Find every line of the listing below where "JSON" appears, and copy it.

· · · · · · ·

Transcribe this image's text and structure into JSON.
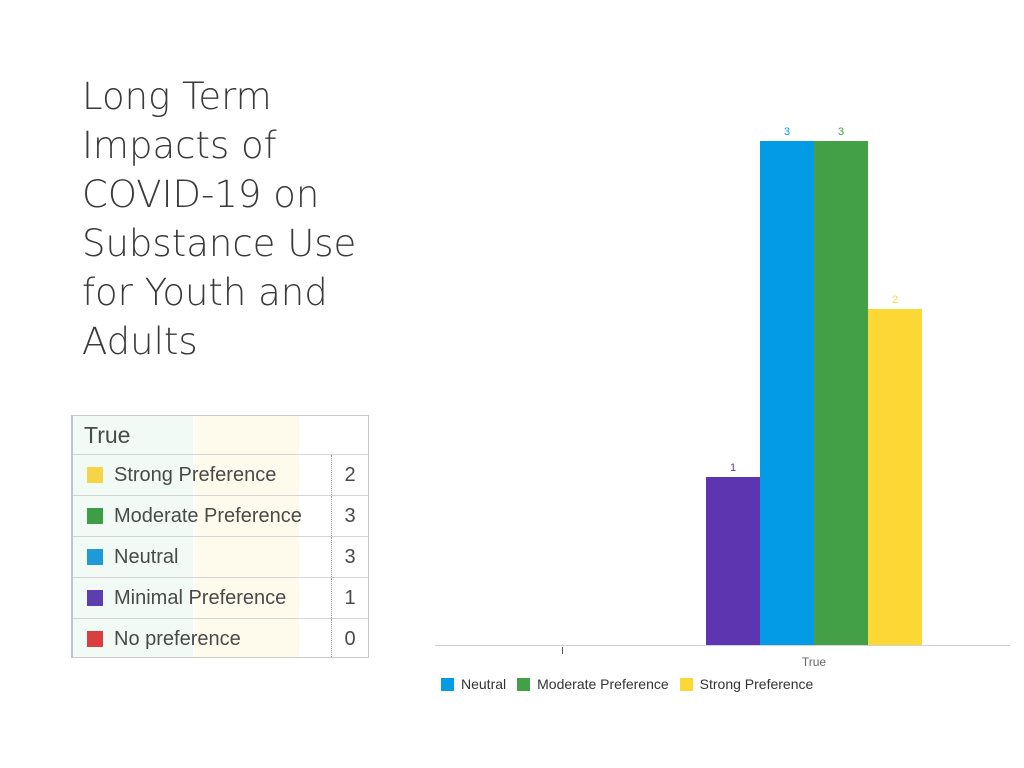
{
  "slide": {
    "title_lines": [
      "Long Term",
      "Impacts of",
      "COVID-19 on",
      "Substance Use",
      "for Youth and",
      "Adults"
    ]
  },
  "legend_table": {
    "header": "True",
    "rows": [
      {
        "label": "Strong Preference",
        "count": "2",
        "color": "#F5D547"
      },
      {
        "label": "Moderate Preference",
        "count": "3",
        "color": "#3E9E46"
      },
      {
        "label": "Neutral",
        "count": "3",
        "color": "#1E9AD6"
      },
      {
        "label": "Minimal Preference",
        "count": "1",
        "color": "#5B3FAE"
      },
      {
        "label": "No preference",
        "count": "0",
        "color": "#D93F3F"
      }
    ]
  },
  "chart_data": {
    "type": "bar",
    "categories": [
      "True"
    ],
    "series": [
      {
        "name": "",
        "values": [
          1
        ],
        "color": "#5E35B1"
      },
      {
        "name": "Neutral",
        "values": [
          3
        ],
        "color": "#039BE5"
      },
      {
        "name": "Moderate Preference",
        "values": [
          3
        ],
        "color": "#43A047"
      },
      {
        "name": "Strong Preference",
        "values": [
          2
        ],
        "color": "#FDD835"
      }
    ],
    "data_labels": [
      "1",
      "3",
      "3",
      "2"
    ],
    "ylim": [
      0,
      3
    ],
    "grid": false,
    "legend_position": "bottom-left",
    "legend": [
      {
        "label": "Neutral",
        "color": "#039BE5"
      },
      {
        "label": "Moderate Preference",
        "color": "#43A047"
      },
      {
        "label": "Strong Preference",
        "color": "#FDD835"
      }
    ]
  }
}
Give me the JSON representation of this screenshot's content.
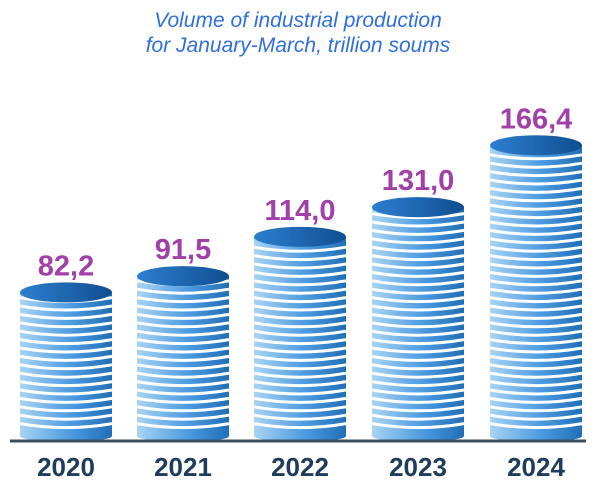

· · · · · · ·

SOLUTION FOR THIS PROBLEM:
Transcribe this image's text and structure into JSON.
Give me the JSON representation of this screenshot's content.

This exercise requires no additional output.